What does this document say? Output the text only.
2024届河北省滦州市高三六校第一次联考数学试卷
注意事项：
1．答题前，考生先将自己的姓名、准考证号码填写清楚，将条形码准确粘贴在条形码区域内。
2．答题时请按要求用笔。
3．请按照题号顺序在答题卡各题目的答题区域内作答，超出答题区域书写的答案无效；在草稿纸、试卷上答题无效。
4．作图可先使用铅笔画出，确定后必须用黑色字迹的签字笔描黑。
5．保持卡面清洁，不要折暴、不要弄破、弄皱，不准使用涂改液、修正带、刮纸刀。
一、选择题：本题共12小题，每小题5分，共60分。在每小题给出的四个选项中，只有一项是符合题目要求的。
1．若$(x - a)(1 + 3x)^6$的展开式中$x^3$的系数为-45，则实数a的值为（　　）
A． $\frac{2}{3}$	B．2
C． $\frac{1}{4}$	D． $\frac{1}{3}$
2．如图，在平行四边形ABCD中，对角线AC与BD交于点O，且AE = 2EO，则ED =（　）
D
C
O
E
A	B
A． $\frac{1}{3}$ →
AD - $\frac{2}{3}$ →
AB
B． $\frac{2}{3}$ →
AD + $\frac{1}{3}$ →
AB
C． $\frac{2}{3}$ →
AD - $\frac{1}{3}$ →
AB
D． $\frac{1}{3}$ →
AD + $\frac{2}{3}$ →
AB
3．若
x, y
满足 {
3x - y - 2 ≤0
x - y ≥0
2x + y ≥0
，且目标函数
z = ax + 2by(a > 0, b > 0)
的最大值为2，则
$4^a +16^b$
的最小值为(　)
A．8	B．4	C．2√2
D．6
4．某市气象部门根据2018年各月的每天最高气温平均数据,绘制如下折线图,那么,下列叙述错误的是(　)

* What to produce: Extract the entries above verbatim.

* Answer to this problem:
What does this document say? Output the text only.
2024届河北省滦州市高三六校第一次联考数学试卷
注意事项：
1．答题前，考生先将自己的姓名、准考证号码填写清楚，将条形码准确粘贴在条形码区域内。
2．答题时请按要求用笔。
3．请按照题号顺序在答题卡各题目的答题区域内作答，超出答题区域书写的答案无效；在草稿纸、试卷上答题无效。
4．作图可先使用铅笔画出，确定后必须用黑色字迹的签字笔描黑。
5．保持卡面清洁，不要折暴、不要弄破、弄皱，不准使用涂改液、修正带、刮纸刀。
一、选择题：本题共12小题，每小题5分，共60分。在每小题给出的四个选项中，只有一项是符合题目要求的。
1．若$(x - a)(1 + 3x)^6$的展开式中$x^3$的系数为-45，则实数a的值为（　　）
A． $\frac{2}{3}$	B．2
C． $\frac{1}{4}$	D． $\frac{1}{3}$
2．如图，在平行四边形ABCD中，对角线AC与BD交于点O，且AE = 2EO，则ED =（　）
D
C
O
E
A	B
A． $\frac{1}{3}$ →
AD - $\frac{2}{3}$ →
AB
B． $\frac{2}{3}$ →
AD + $\frac{1}{3}$ →
AB
C． $\frac{2}{3}$ →
AD - $\frac{1}{3}$ →
AB
D． $\frac{1}{3}$ →
AD + $\frac{2}{3}$ →
AB
3．若
x, y
满足 {
3x - y - 2 ≤0
x - y ≥0
2x + y ≥0
，且目标函数
z = ax + 2by(a > 0, b > 0)
的最大值为2，则
$4^a +16^b$
的最小值为(　)
A．8	B．4	C．2√2
D．6
4．某市气象部门根据2018年各月的每天最高气温平均数据,绘制如下折线图,那么,下列叙述错误的是(　)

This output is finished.